(Data excerpts)
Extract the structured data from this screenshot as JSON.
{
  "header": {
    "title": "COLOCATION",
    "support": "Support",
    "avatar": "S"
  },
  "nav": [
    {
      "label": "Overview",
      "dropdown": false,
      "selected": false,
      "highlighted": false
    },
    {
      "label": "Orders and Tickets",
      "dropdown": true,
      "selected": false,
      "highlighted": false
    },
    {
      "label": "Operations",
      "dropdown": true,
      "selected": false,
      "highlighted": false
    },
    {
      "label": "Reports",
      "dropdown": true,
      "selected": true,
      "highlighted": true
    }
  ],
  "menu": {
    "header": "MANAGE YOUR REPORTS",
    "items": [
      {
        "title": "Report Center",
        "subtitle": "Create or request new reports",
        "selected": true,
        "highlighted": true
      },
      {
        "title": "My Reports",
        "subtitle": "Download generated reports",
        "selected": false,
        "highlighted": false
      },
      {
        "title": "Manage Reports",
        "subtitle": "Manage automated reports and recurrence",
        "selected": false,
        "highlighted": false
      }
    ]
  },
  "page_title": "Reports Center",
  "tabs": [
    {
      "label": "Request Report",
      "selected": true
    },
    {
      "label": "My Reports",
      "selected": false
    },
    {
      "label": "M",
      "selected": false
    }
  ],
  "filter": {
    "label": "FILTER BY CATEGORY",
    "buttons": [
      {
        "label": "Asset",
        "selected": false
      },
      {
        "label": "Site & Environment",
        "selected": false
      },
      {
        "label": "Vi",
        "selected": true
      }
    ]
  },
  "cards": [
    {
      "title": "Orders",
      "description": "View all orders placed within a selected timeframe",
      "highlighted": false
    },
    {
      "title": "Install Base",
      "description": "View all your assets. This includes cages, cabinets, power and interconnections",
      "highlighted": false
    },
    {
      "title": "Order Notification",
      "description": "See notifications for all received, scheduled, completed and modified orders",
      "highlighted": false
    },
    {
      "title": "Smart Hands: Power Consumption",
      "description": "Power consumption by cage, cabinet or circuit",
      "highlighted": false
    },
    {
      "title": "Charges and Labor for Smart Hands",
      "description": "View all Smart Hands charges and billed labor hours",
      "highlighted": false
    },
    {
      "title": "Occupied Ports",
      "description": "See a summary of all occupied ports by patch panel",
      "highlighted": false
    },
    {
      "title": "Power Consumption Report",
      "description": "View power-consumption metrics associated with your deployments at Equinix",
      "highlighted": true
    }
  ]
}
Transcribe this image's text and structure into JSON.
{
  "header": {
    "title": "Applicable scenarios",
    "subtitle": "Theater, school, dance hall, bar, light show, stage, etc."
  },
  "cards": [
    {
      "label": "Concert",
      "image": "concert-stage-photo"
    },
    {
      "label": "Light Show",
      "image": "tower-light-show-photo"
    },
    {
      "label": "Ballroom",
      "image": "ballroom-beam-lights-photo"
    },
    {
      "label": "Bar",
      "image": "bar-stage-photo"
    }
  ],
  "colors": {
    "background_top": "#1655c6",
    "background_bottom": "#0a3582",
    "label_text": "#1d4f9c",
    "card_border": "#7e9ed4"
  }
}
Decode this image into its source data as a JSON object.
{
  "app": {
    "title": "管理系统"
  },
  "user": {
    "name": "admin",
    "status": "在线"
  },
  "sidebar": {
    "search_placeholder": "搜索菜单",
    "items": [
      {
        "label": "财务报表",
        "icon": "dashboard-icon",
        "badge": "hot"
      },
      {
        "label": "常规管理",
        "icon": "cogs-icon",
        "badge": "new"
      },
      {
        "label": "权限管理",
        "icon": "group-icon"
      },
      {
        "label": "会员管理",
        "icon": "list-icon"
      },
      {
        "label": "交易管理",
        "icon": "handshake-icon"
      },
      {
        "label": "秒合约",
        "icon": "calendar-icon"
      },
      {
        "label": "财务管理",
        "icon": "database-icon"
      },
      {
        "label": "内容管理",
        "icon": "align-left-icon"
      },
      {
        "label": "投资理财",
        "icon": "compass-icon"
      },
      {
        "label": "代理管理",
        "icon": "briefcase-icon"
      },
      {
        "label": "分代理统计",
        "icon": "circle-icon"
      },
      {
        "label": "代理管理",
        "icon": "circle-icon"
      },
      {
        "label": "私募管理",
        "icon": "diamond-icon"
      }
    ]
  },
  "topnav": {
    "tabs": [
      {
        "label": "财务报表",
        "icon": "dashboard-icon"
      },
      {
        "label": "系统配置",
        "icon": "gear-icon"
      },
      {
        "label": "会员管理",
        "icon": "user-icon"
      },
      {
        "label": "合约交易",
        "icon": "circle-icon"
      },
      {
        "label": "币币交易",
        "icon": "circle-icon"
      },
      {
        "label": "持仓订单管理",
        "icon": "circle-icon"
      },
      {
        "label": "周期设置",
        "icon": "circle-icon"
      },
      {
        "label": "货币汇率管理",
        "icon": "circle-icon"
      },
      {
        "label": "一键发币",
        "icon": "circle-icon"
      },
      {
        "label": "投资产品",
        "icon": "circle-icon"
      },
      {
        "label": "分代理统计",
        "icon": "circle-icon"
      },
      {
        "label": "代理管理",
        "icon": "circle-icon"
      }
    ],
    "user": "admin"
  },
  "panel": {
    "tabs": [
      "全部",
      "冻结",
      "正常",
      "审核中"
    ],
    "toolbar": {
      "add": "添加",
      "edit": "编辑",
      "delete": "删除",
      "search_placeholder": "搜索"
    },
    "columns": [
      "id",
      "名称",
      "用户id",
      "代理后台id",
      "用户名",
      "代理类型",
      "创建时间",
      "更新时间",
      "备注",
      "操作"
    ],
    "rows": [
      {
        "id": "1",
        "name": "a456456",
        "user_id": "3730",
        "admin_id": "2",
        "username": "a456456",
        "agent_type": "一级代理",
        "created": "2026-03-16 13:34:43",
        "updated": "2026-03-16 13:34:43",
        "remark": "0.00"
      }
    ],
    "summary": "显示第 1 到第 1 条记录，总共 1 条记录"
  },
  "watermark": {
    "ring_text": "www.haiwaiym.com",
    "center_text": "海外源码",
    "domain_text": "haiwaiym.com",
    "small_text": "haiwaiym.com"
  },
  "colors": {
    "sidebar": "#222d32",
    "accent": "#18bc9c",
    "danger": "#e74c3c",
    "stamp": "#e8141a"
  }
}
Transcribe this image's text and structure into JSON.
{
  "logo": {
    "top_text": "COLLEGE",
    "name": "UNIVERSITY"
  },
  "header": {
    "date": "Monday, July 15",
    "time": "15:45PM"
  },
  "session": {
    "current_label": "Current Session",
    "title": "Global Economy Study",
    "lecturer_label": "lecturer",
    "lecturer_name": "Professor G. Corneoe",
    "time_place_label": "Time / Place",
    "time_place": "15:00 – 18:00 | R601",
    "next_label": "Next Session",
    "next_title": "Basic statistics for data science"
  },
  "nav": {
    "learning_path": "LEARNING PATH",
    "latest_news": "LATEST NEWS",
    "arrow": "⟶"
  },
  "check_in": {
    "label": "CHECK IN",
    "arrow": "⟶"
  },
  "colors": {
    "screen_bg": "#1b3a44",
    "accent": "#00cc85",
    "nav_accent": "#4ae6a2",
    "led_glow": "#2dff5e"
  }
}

* _Prompt_: Type out the entries again, word for word.

* _Full response_:
Extract the structured data from this screenshot as JSON.
{
  "header": {
    "title": "COLOCATION",
    "support": "Support",
    "avatar": "S"
  },
  "nav": [
    {
      "label": "Overview",
      "dropdown": false,
      "selected": false,
      "highlighted": false
    },
    {
      "label": "Orders and Tickets",
      "dropdown": true,
      "selected": false,
      "highlighted": false
    },
    {
      "label": "Operations",
      "dropdown": true,
      "selected": false,
      "highlighted": false
    },
    {
      "label": "Reports",
      "dropdown": true,
      "selected": true,
      "highlighted": true
    }
  ],
  "menu": {
    "header": "MANAGE YOUR REPORTS",
    "items": [
      {
        "title": "Report Center",
        "subtitle": "Create or request new reports",
        "selected": true,
        "highlighted": true
      },
      {
        "title": "My Reports",
        "subtitle": "Download generated reports",
        "selected": false,
        "highlighted": false
      },
      {
        "title": "Manage Reports",
        "subtitle": "Manage automated reports and recurrence",
        "selected": false,
        "highlighted": false
      }
    ]
  },
  "page_title": "Reports Center",
  "tabs": [
    {
      "label": "Request Report",
      "selected": true
    },
    {
      "label": "My Reports",
      "selected": false
    },
    {
      "label": "M",
      "selected": false
    }
  ],
  "filter": {
    "label": "FILTER BY CATEGORY",
    "buttons": [
      {
        "label": "Asset",
        "selected": false
      },
      {
        "label": "Site & Environment",
        "selected": false
      },
      {
        "label": "Vi",
        "selected": true
      }
    ]
  },
  "cards": [
    {
      "title": "Orders",
      "description": "View all orders placed within a selected timeframe",
      "highlighted": false
    },
    {
      "title": "Install Base",
      "description": "View all your assets. This includes cages, cabinets, power and interconnections",
      "highlighted": false
    },
    {
      "title": "Order Notification",
      "description": "See notifications for all received, scheduled, completed and modified orders",
      "highlighted": false
    },
    {
      "title": "Smart Hands: Power Consumption",
      "description": "Power consumption by cage, cabinet or circuit",
      "highlighted": false
    },
    {
      "title": "Charges and Labor for Smart Hands",
      "description": "View all Smart Hands charges and billed labor hours",
      "highlighted": false
    },
    {
      "title": "Occupied Ports",
      "description": "See a summary of all occupied ports by patch panel",
      "highlighted": false
    },
    {
      "title": "Power Consumption Report",
      "description": "View power-consumption metrics associated with your deployments at Equinix",
      "highlighted": true
    }
  ]
}
Transcribe this image's text and structure into JSON.
{
  "header": {
    "title": "Applicable scenarios",
    "subtitle": "Theater, school, dance hall, bar, light show, stage, etc."
  },
  "cards": [
    {
      "label": "Concert",
      "image": "concert-stage-photo"
    },
    {
      "label": "Light Show",
      "image": "tower-light-show-photo"
    },
    {
      "label": "Ballroom",
      "image": "ballroom-beam-lights-photo"
    },
    {
      "label": "Bar",
      "image": "bar-stage-photo"
    }
  ],
  "colors": {
    "background_top": "#1655c6",
    "background_bottom": "#0a3582",
    "label_text": "#1d4f9c",
    "card_border": "#7e9ed4"
  }
}
Decode this image into its source data as a JSON object.
{
  "app": {
    "title": "管理系统"
  },
  "user": {
    "name": "admin",
    "status": "在线"
  },
  "sidebar": {
    "search_placeholder": "搜索菜单",
    "items": [
      {
        "label": "财务报表",
        "icon": "dashboard-icon",
        "badge": "hot"
      },
      {
        "label": "常规管理",
        "icon": "cogs-icon",
        "badge": "new"
      },
      {
        "label": "权限管理",
        "icon": "group-icon"
      },
      {
        "label": "会员管理",
        "icon": "list-icon"
      },
      {
        "label": "交易管理",
        "icon": "handshake-icon"
      },
      {
        "label": "秒合约",
        "icon": "calendar-icon"
      },
      {
        "label": "财务管理",
        "icon": "database-icon"
      },
      {
        "label": "内容管理",
        "icon": "align-left-icon"
      },
      {
        "label": "投资理财",
        "icon": "compass-icon"
      },
      {
        "label": "代理管理",
        "icon": "briefcase-icon"
      },
      {
        "label": "分代理统计",
        "icon": "circle-icon"
      },
      {
        "label": "代理管理",
        "icon": "circle-icon"
      },
      {
        "label": "私募管理",
        "icon": "diamond-icon"
      }
    ]
  },
  "topnav": {
    "tabs": [
      {
        "label": "财务报表",
        "icon": "dashboard-icon"
      },
      {
        "label": "系统配置",
        "icon": "gear-icon"
      },
      {
        "label": "会员管理",
        "icon": "user-icon"
      },
      {
        "label": "合约交易",
        "icon": "circle-icon"
      },
      {
        "label": "币币交易",
        "icon": "circle-icon"
      },
      {
        "label": "持仓订单管理",
        "icon": "circle-icon"
      },
      {
        "label": "周期设置",
        "icon": "circle-icon"
      },
      {
        "label": "货币汇率管理",
        "icon": "circle-icon"
      },
      {
        "label": "一键发币",
        "icon": "circle-icon"
      },
      {
        "label": "投资产品",
        "icon": "circle-icon"
      },
      {
        "label": "分代理统计",
        "icon": "circle-icon"
      },
      {
        "label": "代理管理",
        "icon": "circle-icon"
      }
    ],
    "user": "admin"
  },
  "panel": {
    "tabs": [
      "全部",
      "冻结",
      "正常",
      "审核中"
    ],
    "toolbar": {
      "add": "添加",
      "edit": "编辑",
      "delete": "删除",
      "search_placeholder": "搜索"
    },
    "columns": [
      "id",
      "名称",
      "用户id",
      "代理后台id",
      "用户名",
      "代理类型",
      "创建时间",
      "更新时间",
      "备注",
      "操作"
    ],
    "rows": [
      {
        "id": "1",
        "name": "a456456",
        "user_id": "3730",
        "admin_id": "2",
        "username": "a456456",
        "agent_type": "一级代理",
        "created": "2026-03-16 13:34:43",
        "updated": "2026-03-16 13:34:43",
        "remark": "0.00"
      }
    ],
    "summary": "显示第 1 到第 1 条记录，总共 1 条记录"
  },
  "watermark": {
    "ring_text": "www.haiwaiym.com",
    "center_text": "海外源码",
    "domain_text": "haiwaiym.com",
    "small_text": "haiwaiym.com"
  },
  "colors": {
    "sidebar": "#222d32",
    "accent": "#18bc9c",
    "danger": "#e74c3c",
    "stamp": "#e8141a"
  }
}
Transcribe this image's text and structure into JSON.
{
  "logo": {
    "top_text": "COLLEGE",
    "name": "UNIVERSITY"
  },
  "header": {
    "date": "Monday, July 15",
    "time": "15:45PM"
  },
  "session": {
    "current_label": "Current Session",
    "title": "Global Economy Study",
    "lecturer_label": "lecturer",
    "lecturer_name": "Professor G. Corneoe",
    "time_place_label": "Time / Place",
    "time_place": "15:00 – 18:00 | R601",
    "next_label": "Next Session",
    "next_title": "Basic statistics for data science"
  },
  "nav": {
    "learning_path": "LEARNING PATH",
    "latest_news": "LATEST NEWS",
    "arrow": "⟶"
  },
  "check_in": {
    "label": "CHECK IN",
    "arrow": "⟶"
  },
  "colors": {
    "screen_bg": "#1b3a44",
    "accent": "#00cc85",
    "nav_accent": "#4ae6a2",
    "led_glow": "#2dff5e"
  }
}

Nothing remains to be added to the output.